◆ What you need to do:
Search the material below for the string "necessary" and list each line that holds it.

## START

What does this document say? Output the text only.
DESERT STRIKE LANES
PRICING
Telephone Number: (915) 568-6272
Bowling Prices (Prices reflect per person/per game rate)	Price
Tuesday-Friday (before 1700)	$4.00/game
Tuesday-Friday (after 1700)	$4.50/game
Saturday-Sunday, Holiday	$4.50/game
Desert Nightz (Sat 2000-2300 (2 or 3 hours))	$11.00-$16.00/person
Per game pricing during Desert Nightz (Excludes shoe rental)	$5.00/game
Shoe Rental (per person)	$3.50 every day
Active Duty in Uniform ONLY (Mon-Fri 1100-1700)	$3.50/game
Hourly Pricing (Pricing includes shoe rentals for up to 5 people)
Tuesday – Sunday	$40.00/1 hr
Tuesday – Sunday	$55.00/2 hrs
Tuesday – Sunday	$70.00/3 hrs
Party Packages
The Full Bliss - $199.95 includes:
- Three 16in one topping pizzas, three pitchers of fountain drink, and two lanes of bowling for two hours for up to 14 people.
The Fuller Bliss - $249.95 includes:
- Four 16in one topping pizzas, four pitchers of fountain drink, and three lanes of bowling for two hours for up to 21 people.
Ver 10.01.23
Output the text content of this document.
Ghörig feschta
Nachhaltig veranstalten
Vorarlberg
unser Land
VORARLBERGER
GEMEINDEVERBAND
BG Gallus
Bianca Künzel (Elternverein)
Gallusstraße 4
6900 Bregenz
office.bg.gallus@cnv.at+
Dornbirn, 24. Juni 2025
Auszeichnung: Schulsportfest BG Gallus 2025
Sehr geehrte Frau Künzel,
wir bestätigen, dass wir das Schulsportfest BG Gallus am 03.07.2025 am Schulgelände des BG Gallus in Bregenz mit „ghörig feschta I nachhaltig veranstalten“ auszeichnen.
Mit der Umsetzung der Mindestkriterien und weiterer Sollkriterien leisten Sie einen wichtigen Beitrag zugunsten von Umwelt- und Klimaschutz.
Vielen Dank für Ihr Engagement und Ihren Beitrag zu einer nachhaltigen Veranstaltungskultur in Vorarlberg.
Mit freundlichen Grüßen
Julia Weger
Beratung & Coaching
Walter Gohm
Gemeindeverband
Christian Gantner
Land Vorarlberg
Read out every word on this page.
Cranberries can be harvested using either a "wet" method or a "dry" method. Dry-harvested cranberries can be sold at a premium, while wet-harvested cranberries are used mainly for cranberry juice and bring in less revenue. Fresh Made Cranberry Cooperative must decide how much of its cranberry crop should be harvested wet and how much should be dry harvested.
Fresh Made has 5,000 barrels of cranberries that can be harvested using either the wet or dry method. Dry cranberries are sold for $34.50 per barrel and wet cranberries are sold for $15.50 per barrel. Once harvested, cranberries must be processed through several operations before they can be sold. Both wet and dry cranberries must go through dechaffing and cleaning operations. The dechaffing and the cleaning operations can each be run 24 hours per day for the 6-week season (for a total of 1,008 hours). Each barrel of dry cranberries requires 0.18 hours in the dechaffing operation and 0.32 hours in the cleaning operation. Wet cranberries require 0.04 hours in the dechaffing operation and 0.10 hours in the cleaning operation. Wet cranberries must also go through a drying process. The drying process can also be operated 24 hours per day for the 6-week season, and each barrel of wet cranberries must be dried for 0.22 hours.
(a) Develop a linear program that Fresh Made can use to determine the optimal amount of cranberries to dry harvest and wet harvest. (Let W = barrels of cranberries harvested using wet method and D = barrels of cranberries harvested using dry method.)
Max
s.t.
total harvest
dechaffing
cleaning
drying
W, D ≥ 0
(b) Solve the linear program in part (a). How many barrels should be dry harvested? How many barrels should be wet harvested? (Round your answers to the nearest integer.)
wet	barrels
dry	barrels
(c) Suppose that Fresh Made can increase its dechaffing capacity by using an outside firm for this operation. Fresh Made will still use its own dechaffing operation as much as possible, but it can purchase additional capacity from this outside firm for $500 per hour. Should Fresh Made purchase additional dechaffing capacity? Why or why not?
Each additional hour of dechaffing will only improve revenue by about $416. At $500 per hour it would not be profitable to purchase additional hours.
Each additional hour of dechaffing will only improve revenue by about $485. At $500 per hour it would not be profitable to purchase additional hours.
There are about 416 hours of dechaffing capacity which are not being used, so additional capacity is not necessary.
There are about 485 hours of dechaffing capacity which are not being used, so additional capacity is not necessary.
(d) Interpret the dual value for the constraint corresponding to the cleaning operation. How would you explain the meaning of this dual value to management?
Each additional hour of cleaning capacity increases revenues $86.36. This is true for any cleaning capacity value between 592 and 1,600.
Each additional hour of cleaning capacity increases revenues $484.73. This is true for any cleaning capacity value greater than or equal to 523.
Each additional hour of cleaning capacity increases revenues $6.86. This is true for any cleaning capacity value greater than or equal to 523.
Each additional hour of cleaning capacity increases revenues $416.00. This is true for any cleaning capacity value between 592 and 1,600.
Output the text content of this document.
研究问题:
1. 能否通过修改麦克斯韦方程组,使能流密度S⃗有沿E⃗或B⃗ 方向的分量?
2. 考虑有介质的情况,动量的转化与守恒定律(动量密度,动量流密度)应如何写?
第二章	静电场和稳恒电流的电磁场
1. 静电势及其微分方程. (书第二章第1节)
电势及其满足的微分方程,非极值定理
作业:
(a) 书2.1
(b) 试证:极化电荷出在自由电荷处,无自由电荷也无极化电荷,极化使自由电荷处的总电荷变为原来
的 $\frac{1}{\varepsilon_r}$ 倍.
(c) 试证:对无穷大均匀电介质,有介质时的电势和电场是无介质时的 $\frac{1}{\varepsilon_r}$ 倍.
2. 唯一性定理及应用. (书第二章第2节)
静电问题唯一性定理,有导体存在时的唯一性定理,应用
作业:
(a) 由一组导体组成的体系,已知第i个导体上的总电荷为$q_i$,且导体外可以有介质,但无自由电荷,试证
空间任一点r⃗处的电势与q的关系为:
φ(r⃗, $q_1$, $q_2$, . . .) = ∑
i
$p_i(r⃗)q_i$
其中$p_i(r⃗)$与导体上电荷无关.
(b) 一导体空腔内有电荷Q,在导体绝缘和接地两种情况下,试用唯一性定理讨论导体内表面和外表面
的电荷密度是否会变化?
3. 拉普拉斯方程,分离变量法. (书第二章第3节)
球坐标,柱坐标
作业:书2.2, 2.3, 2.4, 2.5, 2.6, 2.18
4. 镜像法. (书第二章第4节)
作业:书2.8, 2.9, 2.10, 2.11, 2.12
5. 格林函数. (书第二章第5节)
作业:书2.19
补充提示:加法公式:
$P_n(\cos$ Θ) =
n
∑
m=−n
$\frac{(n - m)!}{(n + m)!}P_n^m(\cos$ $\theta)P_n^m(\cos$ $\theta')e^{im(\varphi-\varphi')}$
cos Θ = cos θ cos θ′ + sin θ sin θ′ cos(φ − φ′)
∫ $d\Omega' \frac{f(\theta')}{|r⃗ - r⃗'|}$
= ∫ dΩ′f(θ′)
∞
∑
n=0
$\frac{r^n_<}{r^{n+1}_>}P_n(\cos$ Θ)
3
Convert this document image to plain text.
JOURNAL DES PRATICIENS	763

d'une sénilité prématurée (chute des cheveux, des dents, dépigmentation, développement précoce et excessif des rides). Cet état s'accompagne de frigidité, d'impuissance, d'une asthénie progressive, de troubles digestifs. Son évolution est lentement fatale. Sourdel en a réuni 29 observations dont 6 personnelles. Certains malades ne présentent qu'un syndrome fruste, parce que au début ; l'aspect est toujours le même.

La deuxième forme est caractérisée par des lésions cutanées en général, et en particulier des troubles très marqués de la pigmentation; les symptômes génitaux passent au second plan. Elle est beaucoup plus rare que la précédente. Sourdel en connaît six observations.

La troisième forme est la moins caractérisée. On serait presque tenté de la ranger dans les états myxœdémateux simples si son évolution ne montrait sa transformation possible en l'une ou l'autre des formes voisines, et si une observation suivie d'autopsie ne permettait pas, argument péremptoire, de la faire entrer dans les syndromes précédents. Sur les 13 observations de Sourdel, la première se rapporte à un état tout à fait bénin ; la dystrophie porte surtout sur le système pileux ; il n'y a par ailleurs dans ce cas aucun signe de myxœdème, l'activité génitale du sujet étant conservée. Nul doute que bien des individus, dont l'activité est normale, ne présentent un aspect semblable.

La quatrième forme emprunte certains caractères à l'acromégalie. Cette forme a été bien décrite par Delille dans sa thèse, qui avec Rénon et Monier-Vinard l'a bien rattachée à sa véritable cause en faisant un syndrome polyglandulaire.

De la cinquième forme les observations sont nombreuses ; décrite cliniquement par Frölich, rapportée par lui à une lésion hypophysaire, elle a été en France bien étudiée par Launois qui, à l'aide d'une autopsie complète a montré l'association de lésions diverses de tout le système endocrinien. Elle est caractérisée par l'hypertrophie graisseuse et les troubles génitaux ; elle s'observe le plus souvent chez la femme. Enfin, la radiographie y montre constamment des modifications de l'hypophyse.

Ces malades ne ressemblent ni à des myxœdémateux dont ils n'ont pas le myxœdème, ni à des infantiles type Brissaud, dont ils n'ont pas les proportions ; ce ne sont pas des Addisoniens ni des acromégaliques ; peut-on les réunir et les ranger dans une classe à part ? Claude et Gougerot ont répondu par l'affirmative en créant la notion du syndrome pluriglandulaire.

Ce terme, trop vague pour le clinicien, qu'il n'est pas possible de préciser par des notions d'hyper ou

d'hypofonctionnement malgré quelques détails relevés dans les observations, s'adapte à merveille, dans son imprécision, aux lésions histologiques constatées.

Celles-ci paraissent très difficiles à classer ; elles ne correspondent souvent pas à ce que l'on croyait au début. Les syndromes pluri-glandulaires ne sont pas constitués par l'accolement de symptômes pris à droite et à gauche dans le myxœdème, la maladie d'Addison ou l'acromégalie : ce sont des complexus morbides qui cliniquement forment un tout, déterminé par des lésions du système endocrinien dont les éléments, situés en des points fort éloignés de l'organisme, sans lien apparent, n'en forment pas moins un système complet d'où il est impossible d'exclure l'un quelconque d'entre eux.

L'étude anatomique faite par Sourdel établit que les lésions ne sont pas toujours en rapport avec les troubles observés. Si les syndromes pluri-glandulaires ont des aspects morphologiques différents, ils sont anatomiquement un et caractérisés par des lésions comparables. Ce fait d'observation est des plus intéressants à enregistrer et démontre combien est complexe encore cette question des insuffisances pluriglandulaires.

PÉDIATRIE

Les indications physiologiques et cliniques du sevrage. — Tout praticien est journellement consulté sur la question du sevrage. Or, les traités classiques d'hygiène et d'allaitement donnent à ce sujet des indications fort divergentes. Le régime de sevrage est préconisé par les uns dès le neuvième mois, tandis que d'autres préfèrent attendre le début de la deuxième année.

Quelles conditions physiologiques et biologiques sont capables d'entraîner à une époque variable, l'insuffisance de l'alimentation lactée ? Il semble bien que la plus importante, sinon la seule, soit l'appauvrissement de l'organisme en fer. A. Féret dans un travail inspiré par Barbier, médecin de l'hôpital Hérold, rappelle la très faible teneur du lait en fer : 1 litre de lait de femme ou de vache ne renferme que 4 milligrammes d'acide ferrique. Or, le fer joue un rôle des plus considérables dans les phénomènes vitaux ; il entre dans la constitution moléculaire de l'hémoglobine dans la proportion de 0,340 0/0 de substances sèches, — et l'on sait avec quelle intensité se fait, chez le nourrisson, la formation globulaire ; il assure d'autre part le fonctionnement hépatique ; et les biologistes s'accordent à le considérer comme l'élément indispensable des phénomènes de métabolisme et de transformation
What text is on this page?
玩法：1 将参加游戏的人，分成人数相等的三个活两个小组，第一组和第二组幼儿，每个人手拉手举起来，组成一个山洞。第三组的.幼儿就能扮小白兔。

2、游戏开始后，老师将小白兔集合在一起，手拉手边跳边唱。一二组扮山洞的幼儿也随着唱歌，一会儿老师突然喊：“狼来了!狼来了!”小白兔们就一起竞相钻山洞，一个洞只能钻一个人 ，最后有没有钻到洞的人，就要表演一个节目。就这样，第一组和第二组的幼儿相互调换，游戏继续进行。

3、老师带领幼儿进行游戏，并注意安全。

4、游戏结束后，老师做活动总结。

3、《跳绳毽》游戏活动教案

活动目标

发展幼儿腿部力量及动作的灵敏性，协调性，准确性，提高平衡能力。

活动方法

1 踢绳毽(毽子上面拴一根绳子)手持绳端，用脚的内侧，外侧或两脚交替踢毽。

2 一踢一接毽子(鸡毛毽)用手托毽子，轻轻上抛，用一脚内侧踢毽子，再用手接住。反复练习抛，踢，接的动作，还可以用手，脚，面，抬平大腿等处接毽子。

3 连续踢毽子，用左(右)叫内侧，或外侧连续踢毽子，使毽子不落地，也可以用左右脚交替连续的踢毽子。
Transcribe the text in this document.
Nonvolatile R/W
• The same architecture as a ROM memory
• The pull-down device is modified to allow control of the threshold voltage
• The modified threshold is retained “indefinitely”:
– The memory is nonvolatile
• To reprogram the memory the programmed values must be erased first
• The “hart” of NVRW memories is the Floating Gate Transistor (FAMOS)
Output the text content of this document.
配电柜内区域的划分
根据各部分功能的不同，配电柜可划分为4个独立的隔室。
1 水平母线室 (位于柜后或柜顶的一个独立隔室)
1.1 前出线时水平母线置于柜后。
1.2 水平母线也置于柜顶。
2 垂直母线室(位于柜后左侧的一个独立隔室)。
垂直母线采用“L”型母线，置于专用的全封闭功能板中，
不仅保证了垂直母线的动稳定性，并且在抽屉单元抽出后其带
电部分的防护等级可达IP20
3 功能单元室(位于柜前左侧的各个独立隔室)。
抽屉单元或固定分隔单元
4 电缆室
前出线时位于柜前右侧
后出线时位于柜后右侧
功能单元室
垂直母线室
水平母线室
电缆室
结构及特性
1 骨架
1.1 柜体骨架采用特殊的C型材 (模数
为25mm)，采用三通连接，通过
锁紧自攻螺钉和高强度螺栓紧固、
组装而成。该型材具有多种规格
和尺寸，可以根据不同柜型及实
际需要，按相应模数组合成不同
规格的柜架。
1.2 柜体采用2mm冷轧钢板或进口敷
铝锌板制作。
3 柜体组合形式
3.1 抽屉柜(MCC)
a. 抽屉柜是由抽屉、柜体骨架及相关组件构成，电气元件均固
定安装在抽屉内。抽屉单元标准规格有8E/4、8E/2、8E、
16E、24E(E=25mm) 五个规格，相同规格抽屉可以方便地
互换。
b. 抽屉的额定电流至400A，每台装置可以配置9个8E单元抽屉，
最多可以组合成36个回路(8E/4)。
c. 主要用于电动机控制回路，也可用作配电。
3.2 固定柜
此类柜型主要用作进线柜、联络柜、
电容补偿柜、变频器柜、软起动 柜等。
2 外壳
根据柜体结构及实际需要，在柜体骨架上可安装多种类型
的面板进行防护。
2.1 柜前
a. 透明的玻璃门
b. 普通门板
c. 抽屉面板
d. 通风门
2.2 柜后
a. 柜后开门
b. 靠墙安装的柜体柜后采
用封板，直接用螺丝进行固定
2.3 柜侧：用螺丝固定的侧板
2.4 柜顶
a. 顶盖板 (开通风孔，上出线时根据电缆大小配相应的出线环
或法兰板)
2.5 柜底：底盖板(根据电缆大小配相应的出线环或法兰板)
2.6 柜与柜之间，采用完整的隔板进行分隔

## END

◆ Reply:
There are about 416 hours of dechaffing capacity which are not being used, so additional capacity is not necessary.
There are about 485 hours of dechaffing capacity which are not being used, so additional capacity is not necessary.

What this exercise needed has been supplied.